● **GIVEN EXERCISE**: Hunt for the word "额定有功负载开断电流" across the entries below, copying each line that holds it.

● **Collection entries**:
════════

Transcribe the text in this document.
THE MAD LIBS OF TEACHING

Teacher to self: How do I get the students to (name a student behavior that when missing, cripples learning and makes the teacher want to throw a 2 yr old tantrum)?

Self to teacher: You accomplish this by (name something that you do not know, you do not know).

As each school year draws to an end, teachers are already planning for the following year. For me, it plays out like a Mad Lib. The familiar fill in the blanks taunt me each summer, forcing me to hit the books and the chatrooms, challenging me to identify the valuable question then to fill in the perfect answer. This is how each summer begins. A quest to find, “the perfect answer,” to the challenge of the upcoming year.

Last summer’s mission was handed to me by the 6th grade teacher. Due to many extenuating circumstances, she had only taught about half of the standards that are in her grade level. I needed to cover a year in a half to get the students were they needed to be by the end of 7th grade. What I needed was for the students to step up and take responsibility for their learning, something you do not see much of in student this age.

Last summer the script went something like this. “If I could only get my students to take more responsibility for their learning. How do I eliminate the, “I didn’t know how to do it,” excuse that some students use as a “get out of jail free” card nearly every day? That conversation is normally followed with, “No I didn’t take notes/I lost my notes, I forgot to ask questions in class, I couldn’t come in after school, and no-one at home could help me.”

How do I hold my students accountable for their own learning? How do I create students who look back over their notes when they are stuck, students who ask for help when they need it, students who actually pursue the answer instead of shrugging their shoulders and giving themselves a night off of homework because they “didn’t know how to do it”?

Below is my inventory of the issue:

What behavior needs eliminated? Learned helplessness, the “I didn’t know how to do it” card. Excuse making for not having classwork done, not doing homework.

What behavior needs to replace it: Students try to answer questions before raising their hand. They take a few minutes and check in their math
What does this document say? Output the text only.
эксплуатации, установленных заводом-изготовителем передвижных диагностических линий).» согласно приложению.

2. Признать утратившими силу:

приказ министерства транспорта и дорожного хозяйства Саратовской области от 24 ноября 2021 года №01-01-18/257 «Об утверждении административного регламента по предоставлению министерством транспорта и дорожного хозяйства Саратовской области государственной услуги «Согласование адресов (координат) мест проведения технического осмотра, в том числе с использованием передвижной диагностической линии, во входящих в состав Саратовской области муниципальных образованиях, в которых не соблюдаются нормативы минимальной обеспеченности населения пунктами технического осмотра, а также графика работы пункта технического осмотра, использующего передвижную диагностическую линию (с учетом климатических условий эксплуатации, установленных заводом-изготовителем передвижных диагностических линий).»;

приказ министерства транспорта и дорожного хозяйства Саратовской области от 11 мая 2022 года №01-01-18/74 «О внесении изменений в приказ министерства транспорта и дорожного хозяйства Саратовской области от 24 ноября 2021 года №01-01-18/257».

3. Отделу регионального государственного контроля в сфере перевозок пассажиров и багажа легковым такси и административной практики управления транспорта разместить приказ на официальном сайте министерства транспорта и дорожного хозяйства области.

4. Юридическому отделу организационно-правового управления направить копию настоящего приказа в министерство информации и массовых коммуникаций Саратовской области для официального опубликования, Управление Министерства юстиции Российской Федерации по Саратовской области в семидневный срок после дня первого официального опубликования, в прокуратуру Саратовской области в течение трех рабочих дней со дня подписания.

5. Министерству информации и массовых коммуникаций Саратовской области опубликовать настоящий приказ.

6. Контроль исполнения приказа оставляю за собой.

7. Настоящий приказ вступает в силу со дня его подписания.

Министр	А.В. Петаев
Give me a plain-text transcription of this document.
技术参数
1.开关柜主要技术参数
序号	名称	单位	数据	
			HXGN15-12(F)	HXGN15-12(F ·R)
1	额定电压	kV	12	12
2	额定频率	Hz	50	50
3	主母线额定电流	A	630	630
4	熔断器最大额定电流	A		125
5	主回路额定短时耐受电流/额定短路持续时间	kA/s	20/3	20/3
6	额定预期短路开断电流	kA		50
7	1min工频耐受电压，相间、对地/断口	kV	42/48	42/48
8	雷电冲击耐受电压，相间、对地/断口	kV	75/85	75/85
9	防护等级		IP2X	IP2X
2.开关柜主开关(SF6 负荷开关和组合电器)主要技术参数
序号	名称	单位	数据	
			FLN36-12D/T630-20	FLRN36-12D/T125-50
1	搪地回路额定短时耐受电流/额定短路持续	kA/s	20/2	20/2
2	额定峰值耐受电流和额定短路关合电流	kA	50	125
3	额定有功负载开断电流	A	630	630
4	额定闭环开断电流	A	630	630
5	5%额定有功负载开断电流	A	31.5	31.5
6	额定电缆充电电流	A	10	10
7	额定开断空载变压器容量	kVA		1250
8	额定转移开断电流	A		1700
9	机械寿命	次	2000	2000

════════

● **REPLY**:
3	额定有功负载开断电流	A	630	630
5	5%额定有功负载开断电流	A	31.5	31.5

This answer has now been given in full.